>> BEGIN Records for this task

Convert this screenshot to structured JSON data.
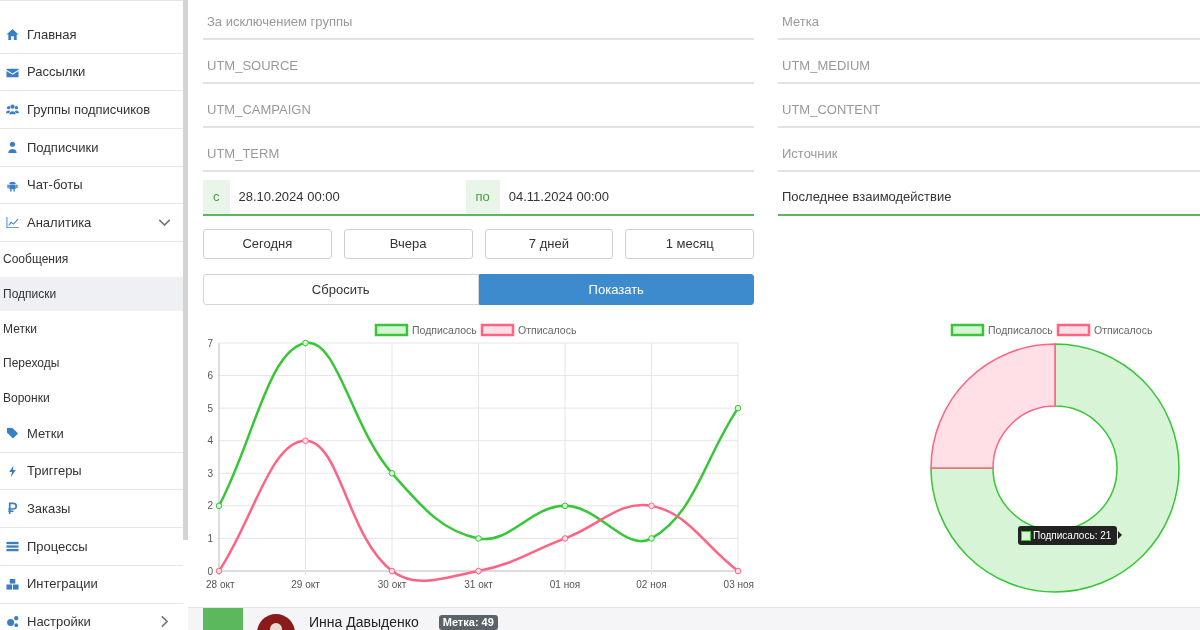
{
  "sidebar": {
    "items": [
      {
        "label": "Главная"
      },
      {
        "label": "Рассылки"
      },
      {
        "label": "Группы подписчиков"
      },
      {
        "label": "Подписчики"
      },
      {
        "label": "Чат-боты"
      },
      {
        "label": "Аналитика",
        "expanded": true,
        "children": [
          {
            "label": "Сообщения",
            "selected": false
          },
          {
            "label": "Подписки",
            "selected": true
          },
          {
            "label": "Метки",
            "selected": false
          },
          {
            "label": "Переходы",
            "selected": false
          },
          {
            "label": "Воронки",
            "selected": false
          }
        ]
      },
      {
        "label": "Метки"
      },
      {
        "label": "Триггеры"
      },
      {
        "label": "Заказы"
      },
      {
        "label": "Процессы"
      },
      {
        "label": "Интеграции"
      },
      {
        "label": "Настройки",
        "expanded": false
      }
    ]
  },
  "filters": {
    "fields": [
      {
        "placeholder": "За исключением группы"
      },
      {
        "placeholder": "Метка"
      },
      {
        "placeholder": "UTM_SOURCE"
      },
      {
        "placeholder": "UTM_MEDIUM"
      },
      {
        "placeholder": "UTM_CAMPAIGN"
      },
      {
        "placeholder": "UTM_CONTENT"
      },
      {
        "placeholder": "UTM_TERM"
      },
      {
        "placeholder": "Источник"
      }
    ],
    "date_range": {
      "from_label": "с",
      "from": "28.10.2024 00:00",
      "to_label": "по",
      "to": "04.11.2024 00:00"
    },
    "sort": {
      "value": "Последнее взаимодействие"
    },
    "period_buttons": [
      "Сегодня",
      "Вчера",
      "7 дней",
      "1 месяц"
    ],
    "reset_button": "Сбросить",
    "show_button": "Показать"
  },
  "line_chart": {
    "chart_data": {
      "type": "line",
      "categories": [
        "28 окт",
        "29 окт",
        "30 окт",
        "31 окт",
        "01 ноя",
        "02 ноя",
        "03 ноя"
      ],
      "series": [
        {
          "name": "Подписалось",
          "color": "#36c736",
          "values": [
            2,
            7,
            3,
            1,
            2,
            1,
            5
          ],
          "marker": "circle"
        },
        {
          "name": "Отписалось",
          "color": "#ff6384",
          "values": [
            0,
            4,
            0,
            0,
            1,
            2,
            0
          ],
          "marker": "circle"
        }
      ],
      "ylim": [
        0,
        7
      ],
      "yticks": [
        0,
        1,
        2,
        3,
        4,
        5,
        6,
        7
      ],
      "grid": true,
      "legend": true
    }
  },
  "donut_chart": {
    "chart_data": {
      "type": "donut",
      "categories": [
        "Подписалось",
        "Отписалось"
      ],
      "values": [
        75,
        25
      ],
      "colors": [
        "#36c736",
        "#ff6384"
      ],
      "legend": true
    },
    "tooltip": "Подписалось: 21"
  },
  "subscriber_row": {
    "name": "Инна Давыденко",
    "tag": "Метка: 49"
  }
}
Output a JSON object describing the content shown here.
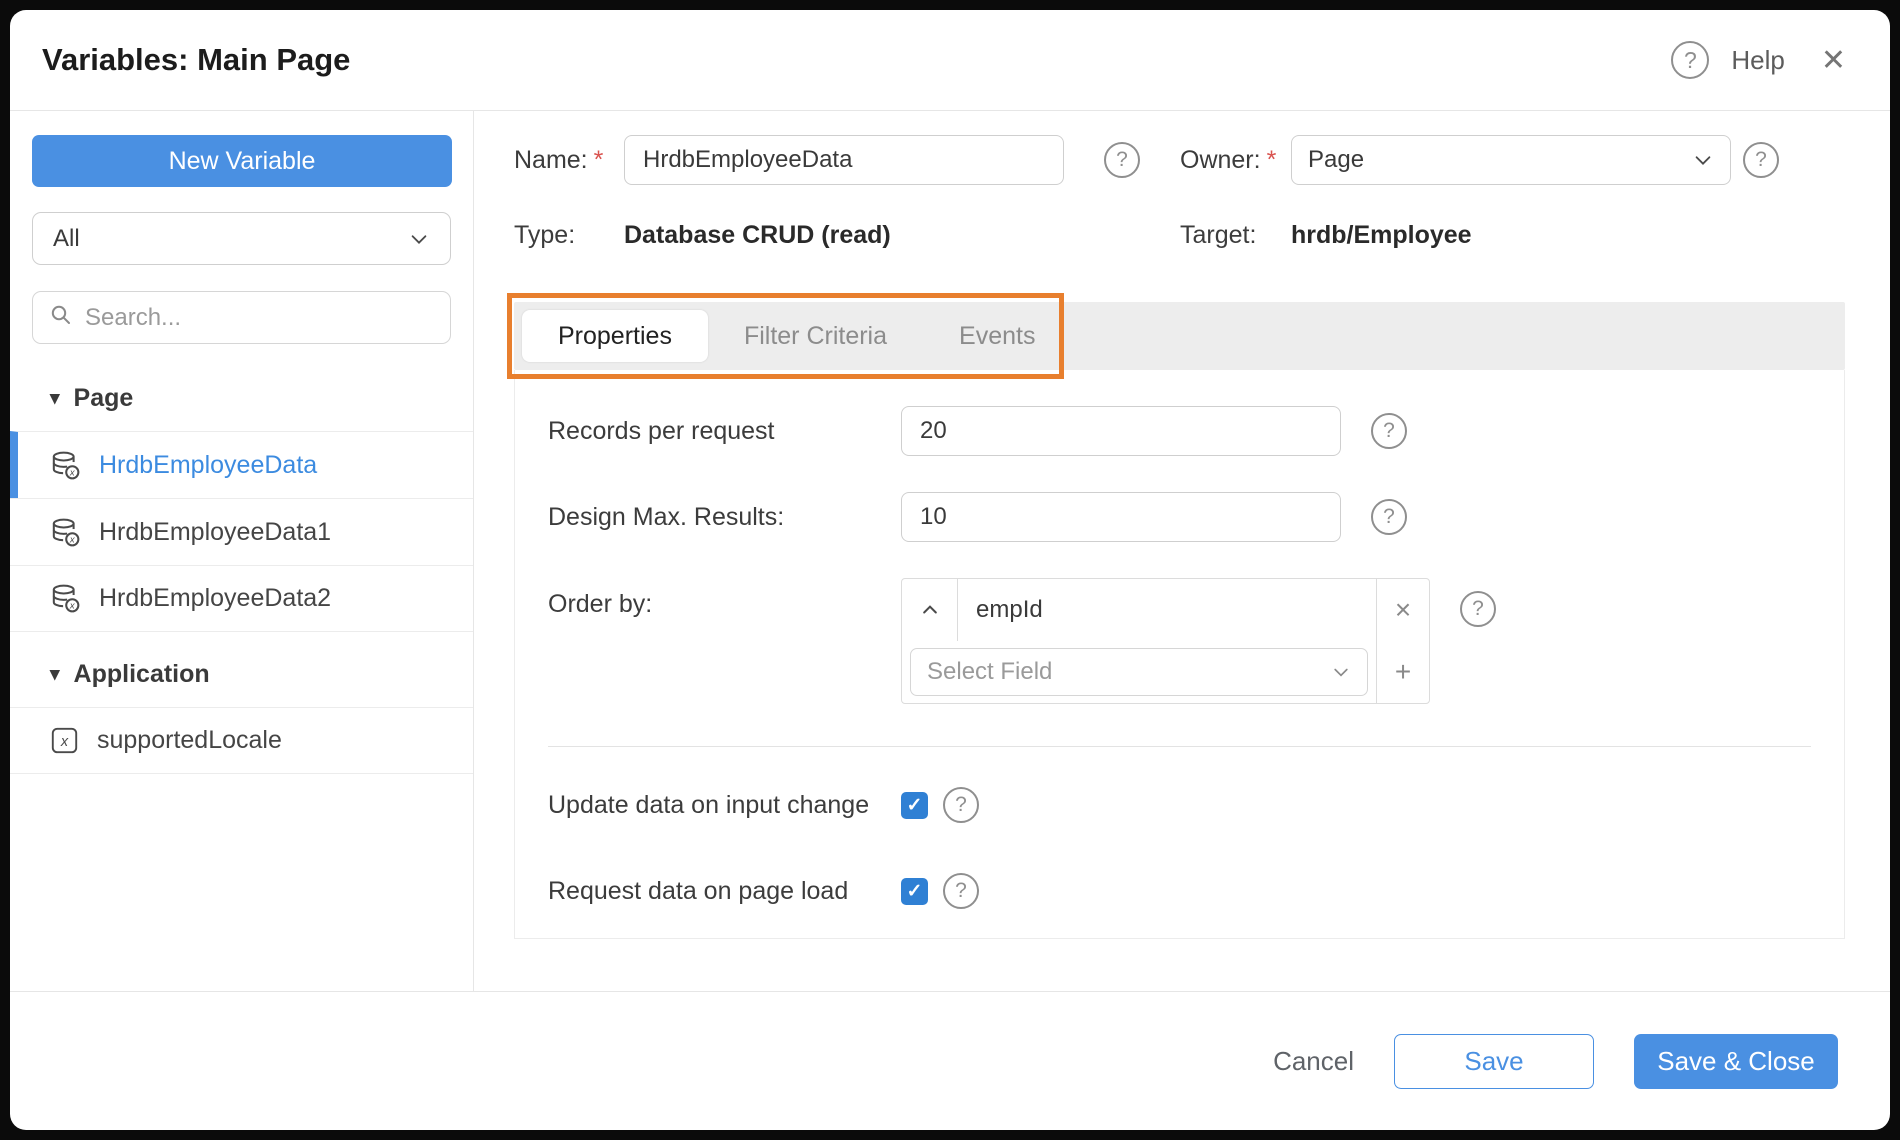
{
  "dialog": {
    "title": "Variables: Main Page",
    "help_label": "Help"
  },
  "colors": {
    "primary": "#4a90e2",
    "selected_text": "#3c8be0",
    "annotation": "#e87f2e",
    "checkbox": "#2f80d4"
  },
  "icons": {
    "help": "?",
    "close": "✕",
    "caret_down": "▾",
    "remove": "×",
    "add": "+",
    "check": "✓",
    "database": "database-cylinder-with-x-badge",
    "variable": "square-italic-x",
    "search": "magnifier",
    "chevron_down": "v-chevron",
    "sort_ascending": "up-chevron"
  },
  "sidebar": {
    "new_variable_label": "New Variable",
    "filter_value": "All",
    "search_placeholder": "Search...",
    "sections": [
      {
        "label": "Page",
        "items": [
          {
            "name": "HrdbEmployeeData",
            "icon": "database",
            "selected": true
          },
          {
            "name": "HrdbEmployeeData1",
            "icon": "database",
            "selected": false
          },
          {
            "name": "HrdbEmployeeData2",
            "icon": "database",
            "selected": false
          }
        ]
      },
      {
        "label": "Application",
        "items": [
          {
            "name": "supportedLocale",
            "icon": "variable",
            "selected": false
          }
        ]
      }
    ]
  },
  "form": {
    "name": {
      "label": "Name:",
      "required": "*",
      "value": "HrdbEmployeeData"
    },
    "owner": {
      "label": "Owner:",
      "required": "*",
      "value": "Page"
    },
    "type": {
      "label": "Type:",
      "value": "Database CRUD (read)"
    },
    "target": {
      "label": "Target:",
      "value": "hrdb/Employee"
    }
  },
  "tabs": [
    {
      "label": "Properties",
      "active": true
    },
    {
      "label": "Filter Criteria",
      "active": false
    },
    {
      "label": "Events",
      "active": false
    }
  ],
  "properties": {
    "records": {
      "label": "Records per request",
      "value": "20"
    },
    "max_results": {
      "label": "Design Max. Results:",
      "value": "10"
    },
    "order_by": {
      "label": "Order by:",
      "field": "empId",
      "select_placeholder": "Select Field"
    },
    "update_on_input": {
      "label": "Update data on input change",
      "checked": true
    },
    "request_on_load": {
      "label": "Request data on page load",
      "checked": true
    }
  },
  "footer": {
    "cancel_label": "Cancel",
    "save_label": "Save",
    "save_close_label": "Save & Close"
  }
}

>> END Records for this task

Task to carry out = Repeat each entry exactly. Pictures do not belong in the copy.

Correct result =
Convert this screenshot to structured JSON data.
{
  "sidebar": {
    "items": [
      {
        "label": "Главная"
      },
      {
        "label": "Рассылки"
      },
      {
        "label": "Группы подписчиков"
      },
      {
        "label": "Подписчики"
      },
      {
        "label": "Чат-боты"
      },
      {
        "label": "Аналитика",
        "expanded": true,
        "children": [
          {
            "label": "Сообщения",
            "selected": false
          },
          {
            "label": "Подписки",
            "selected": true
          },
          {
            "label": "Метки",
            "selected": false
          },
          {
            "label": "Переходы",
            "selected": false
          },
          {
            "label": "Воронки",
            "selected": false
          }
        ]
      },
      {
        "label": "Метки"
      },
      {
        "label": "Триггеры"
      },
      {
        "label": "Заказы"
      },
      {
        "label": "Процессы"
      },
      {
        "label": "Интеграции"
      },
      {
        "label": "Настройки",
        "expanded": false
      }
    ]
  },
  "filters": {
    "fields": [
      {
        "placeholder": "За исключением группы"
      },
      {
        "placeholder": "Метка"
      },
      {
        "placeholder": "UTM_SOURCE"
      },
      {
        "placeholder": "UTM_MEDIUM"
      },
      {
        "placeholder": "UTM_CAMPAIGN"
      },
      {
        "placeholder": "UTM_CONTENT"
      },
      {
        "placeholder": "UTM_TERM"
      },
      {
        "placeholder": "Источник"
      }
    ],
    "date_range": {
      "from_label": "с",
      "from": "28.10.2024 00:00",
      "to_label": "по",
      "to": "04.11.2024 00:00"
    },
    "sort": {
      "value": "Последнее взаимодействие"
    },
    "period_buttons": [
      "Сегодня",
      "Вчера",
      "7 дней",
      "1 месяц"
    ],
    "reset_button": "Сбросить",
    "show_button": "Показать"
  },
  "line_chart": {
    "chart_data": {
      "type": "line",
      "categories": [
        "28 окт",
        "29 окт",
        "30 окт",
        "31 окт",
        "01 ноя",
        "02 ноя",
        "03 ноя"
      ],
      "series": [
        {
          "name": "Подписалось",
          "color": "#36c736",
          "values": [
            2,
            7,
            3,
            1,
            2,
            1,
            5
          ],
          "marker": "circle"
        },
        {
          "name": "Отписалось",
          "color": "#ff6384",
          "values": [
            0,
            4,
            0,
            0,
            1,
            2,
            0
          ],
          "marker": "circle"
        }
      ],
      "ylim": [
        0,
        7
      ],
      "yticks": [
        0,
        1,
        2,
        3,
        4,
        5,
        6,
        7
      ],
      "grid": true,
      "legend": true
    }
  },
  "donut_chart": {
    "chart_data": {
      "type": "donut",
      "categories": [
        "Подписалось",
        "Отписалось"
      ],
      "values": [
        75,
        25
      ],
      "colors": [
        "#36c736",
        "#ff6384"
      ],
      "legend": true
    },
    "tooltip": "Подписалось: 21"
  },
  "subscriber_row": {
    "name": "Инна Давыденко",
    "tag": "Метка: 49"
  }
}
Output a JSON object describing the content shown here.
{
  "dialog": {
    "title": "Variables: Main Page",
    "help_label": "Help"
  },
  "colors": {
    "primary": "#4a90e2",
    "selected_text": "#3c8be0",
    "annotation": "#e87f2e",
    "checkbox": "#2f80d4"
  },
  "icons": {
    "help": "?",
    "close": "✕",
    "caret_down": "▾",
    "remove": "×",
    "add": "+",
    "check": "✓",
    "database": "database-cylinder-with-x-badge",
    "variable": "square-italic-x",
    "search": "magnifier",
    "chevron_down": "v-chevron",
    "sort_ascending": "up-chevron"
  },
  "sidebar": {
    "new_variable_label": "New Variable",
    "filter_value": "All",
    "search_placeholder": "Search...",
    "sections": [
      {
        "label": "Page",
        "items": [
          {
            "name": "HrdbEmployeeData",
            "icon": "database",
            "selected": true
          },
          {
            "name": "HrdbEmployeeData1",
            "icon": "database",
            "selected": false
          },
          {
            "name": "HrdbEmployeeData2",
            "icon": "database",
            "selected": false
          }
        ]
      },
      {
        "label": "Application",
        "items": [
          {
            "name": "supportedLocale",
            "icon": "variable",
            "selected": false
          }
        ]
      }
    ]
  },
  "form": {
    "name": {
      "label": "Name:",
      "required": "*",
      "value": "HrdbEmployeeData"
    },
    "owner": {
      "label": "Owner:",
      "required": "*",
      "value": "Page"
    },
    "type": {
      "label": "Type:",
      "value": "Database CRUD (read)"
    },
    "target": {
      "label": "Target:",
      "value": "hrdb/Employee"
    }
  },
  "tabs": [
    {
      "label": "Properties",
      "active": true
    },
    {
      "label": "Filter Criteria",
      "active": false
    },
    {
      "label": "Events",
      "active": false
    }
  ],
  "properties": {
    "records": {
      "label": "Records per request",
      "value": "20"
    },
    "max_results": {
      "label": "Design Max. Results:",
      "value": "10"
    },
    "order_by": {
      "label": "Order by:",
      "field": "empId",
      "select_placeholder": "Select Field"
    },
    "update_on_input": {
      "label": "Update data on input change",
      "checked": true
    },
    "request_on_load": {
      "label": "Request data on page load",
      "checked": true
    }
  },
  "footer": {
    "cancel_label": "Cancel",
    "save_label": "Save",
    "save_close_label": "Save & Close"
  }
}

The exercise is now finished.